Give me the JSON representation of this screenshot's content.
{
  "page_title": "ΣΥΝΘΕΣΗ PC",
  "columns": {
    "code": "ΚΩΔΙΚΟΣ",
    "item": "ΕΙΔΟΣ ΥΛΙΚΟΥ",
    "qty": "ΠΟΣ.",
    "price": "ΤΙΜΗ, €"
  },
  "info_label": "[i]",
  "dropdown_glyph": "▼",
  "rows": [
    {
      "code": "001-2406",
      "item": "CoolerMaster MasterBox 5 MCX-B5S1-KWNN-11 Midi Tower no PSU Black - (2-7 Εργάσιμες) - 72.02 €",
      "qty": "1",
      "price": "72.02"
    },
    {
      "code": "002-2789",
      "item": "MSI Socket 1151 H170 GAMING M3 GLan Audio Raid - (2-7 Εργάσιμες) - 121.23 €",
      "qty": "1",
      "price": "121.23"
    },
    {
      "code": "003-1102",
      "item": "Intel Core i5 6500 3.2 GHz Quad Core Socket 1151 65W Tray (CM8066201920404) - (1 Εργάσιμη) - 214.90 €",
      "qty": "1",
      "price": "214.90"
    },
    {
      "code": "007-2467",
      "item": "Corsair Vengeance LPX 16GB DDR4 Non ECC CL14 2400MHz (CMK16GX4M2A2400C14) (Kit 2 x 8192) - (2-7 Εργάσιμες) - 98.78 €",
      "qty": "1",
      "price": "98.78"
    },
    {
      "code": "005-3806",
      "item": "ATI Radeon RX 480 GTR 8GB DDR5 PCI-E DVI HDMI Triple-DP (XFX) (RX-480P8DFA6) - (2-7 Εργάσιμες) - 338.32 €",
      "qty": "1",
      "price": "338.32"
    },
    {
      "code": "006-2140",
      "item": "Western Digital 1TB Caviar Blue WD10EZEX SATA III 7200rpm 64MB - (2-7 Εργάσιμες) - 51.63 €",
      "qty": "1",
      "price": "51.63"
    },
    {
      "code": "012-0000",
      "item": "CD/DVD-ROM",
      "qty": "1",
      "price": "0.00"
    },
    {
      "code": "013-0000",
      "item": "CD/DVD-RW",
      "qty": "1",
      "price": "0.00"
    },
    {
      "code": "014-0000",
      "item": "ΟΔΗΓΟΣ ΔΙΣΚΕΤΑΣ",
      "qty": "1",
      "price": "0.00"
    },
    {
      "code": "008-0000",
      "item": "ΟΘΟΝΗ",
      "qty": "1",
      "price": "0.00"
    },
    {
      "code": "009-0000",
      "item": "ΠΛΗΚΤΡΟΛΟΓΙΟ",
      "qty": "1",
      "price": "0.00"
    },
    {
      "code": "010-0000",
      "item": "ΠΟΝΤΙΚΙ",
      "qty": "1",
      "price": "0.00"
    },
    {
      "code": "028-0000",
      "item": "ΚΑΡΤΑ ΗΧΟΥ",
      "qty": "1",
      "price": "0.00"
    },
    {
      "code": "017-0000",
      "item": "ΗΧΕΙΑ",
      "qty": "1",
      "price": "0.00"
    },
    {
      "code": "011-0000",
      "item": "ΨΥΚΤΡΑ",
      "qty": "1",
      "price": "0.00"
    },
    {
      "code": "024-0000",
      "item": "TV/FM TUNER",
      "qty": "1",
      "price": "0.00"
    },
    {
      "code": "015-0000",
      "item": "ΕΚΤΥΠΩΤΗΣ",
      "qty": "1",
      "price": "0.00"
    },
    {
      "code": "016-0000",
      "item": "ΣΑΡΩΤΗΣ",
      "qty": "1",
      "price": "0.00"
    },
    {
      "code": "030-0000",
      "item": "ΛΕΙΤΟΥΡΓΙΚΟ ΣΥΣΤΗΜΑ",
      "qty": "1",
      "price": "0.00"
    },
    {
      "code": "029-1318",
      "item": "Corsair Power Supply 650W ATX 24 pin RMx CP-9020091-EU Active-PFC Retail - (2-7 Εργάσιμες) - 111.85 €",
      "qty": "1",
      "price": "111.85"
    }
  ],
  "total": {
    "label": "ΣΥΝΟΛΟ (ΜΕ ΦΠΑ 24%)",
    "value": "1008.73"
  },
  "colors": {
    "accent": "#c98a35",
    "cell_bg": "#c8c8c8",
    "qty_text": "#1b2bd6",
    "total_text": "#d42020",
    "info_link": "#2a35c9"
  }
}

□ □ □ □ □ □ □

Short problem:
Reproduce each record exactly as it appears.

Task output:
Give me the JSON representation of this screenshot's content.
{
  "page_title": "ΣΥΝΘΕΣΗ PC",
  "columns": {
    "code": "ΚΩΔΙΚΟΣ",
    "item": "ΕΙΔΟΣ ΥΛΙΚΟΥ",
    "qty": "ΠΟΣ.",
    "price": "ΤΙΜΗ, €"
  },
  "info_label": "[i]",
  "dropdown_glyph": "▼",
  "rows": [
    {
      "code": "001-2406",
      "item": "CoolerMaster MasterBox 5 MCX-B5S1-KWNN-11 Midi Tower no PSU Black - (2-7 Εργάσιμες) - 72.02 €",
      "qty": "1",
      "price": "72.02"
    },
    {
      "code": "002-2789",
      "item": "MSI Socket 1151 H170 GAMING M3 GLan Audio Raid - (2-7 Εργάσιμες) - 121.23 €",
      "qty": "1",
      "price": "121.23"
    },
    {
      "code": "003-1102",
      "item": "Intel Core i5 6500 3.2 GHz Quad Core Socket 1151 65W Tray (CM8066201920404) - (1 Εργάσιμη) - 214.90 €",
      "qty": "1",
      "price": "214.90"
    },
    {
      "code": "007-2467",
      "item": "Corsair Vengeance LPX 16GB DDR4 Non ECC CL14 2400MHz (CMK16GX4M2A2400C14) (Kit 2 x 8192) - (2-7 Εργάσιμες) - 98.78 €",
      "qty": "1",
      "price": "98.78"
    },
    {
      "code": "005-3806",
      "item": "ATI Radeon RX 480 GTR 8GB DDR5 PCI-E DVI HDMI Triple-DP (XFX) (RX-480P8DFA6) - (2-7 Εργάσιμες) - 338.32 €",
      "qty": "1",
      "price": "338.32"
    },
    {
      "code": "006-2140",
      "item": "Western Digital 1TB Caviar Blue WD10EZEX SATA III 7200rpm 64MB - (2-7 Εργάσιμες) - 51.63 €",
      "qty": "1",
      "price": "51.63"
    },
    {
      "code": "012-0000",
      "item": "CD/DVD-ROM",
      "qty": "1",
      "price": "0.00"
    },
    {
      "code": "013-0000",
      "item": "CD/DVD-RW",
      "qty": "1",
      "price": "0.00"
    },
    {
      "code": "014-0000",
      "item": "ΟΔΗΓΟΣ ΔΙΣΚΕΤΑΣ",
      "qty": "1",
      "price": "0.00"
    },
    {
      "code": "008-0000",
      "item": "ΟΘΟΝΗ",
      "qty": "1",
      "price": "0.00"
    },
    {
      "code": "009-0000",
      "item": "ΠΛΗΚΤΡΟΛΟΓΙΟ",
      "qty": "1",
      "price": "0.00"
    },
    {
      "code": "010-0000",
      "item": "ΠΟΝΤΙΚΙ",
      "qty": "1",
      "price": "0.00"
    },
    {
      "code": "028-0000",
      "item": "ΚΑΡΤΑ ΗΧΟΥ",
      "qty": "1",
      "price": "0.00"
    },
    {
      "code": "017-0000",
      "item": "ΗΧΕΙΑ",
      "qty": "1",
      "price": "0.00"
    },
    {
      "code": "011-0000",
      "item": "ΨΥΚΤΡΑ",
      "qty": "1",
      "price": "0.00"
    },
    {
      "code": "024-0000",
      "item": "TV/FM TUNER",
      "qty": "1",
      "price": "0.00"
    },
    {
      "code": "015-0000",
      "item": "ΕΚΤΥΠΩΤΗΣ",
      "qty": "1",
      "price": "0.00"
    },
    {
      "code": "016-0000",
      "item": "ΣΑΡΩΤΗΣ",
      "qty": "1",
      "price": "0.00"
    },
    {
      "code": "030-0000",
      "item": "ΛΕΙΤΟΥΡΓΙΚΟ ΣΥΣΤΗΜΑ",
      "qty": "1",
      "price": "0.00"
    },
    {
      "code": "029-1318",
      "item": "Corsair Power Supply 650W ATX 24 pin RMx CP-9020091-EU Active-PFC Retail - (2-7 Εργάσιμες) - 111.85 €",
      "qty": "1",
      "price": "111.85"
    }
  ],
  "total": {
    "label": "ΣΥΝΟΛΟ (ΜΕ ΦΠΑ 24%)",
    "value": "1008.73"
  },
  "colors": {
    "accent": "#c98a35",
    "cell_bg": "#c8c8c8",
    "qty_text": "#1b2bd6",
    "total_text": "#d42020",
    "info_link": "#2a35c9"
  }
}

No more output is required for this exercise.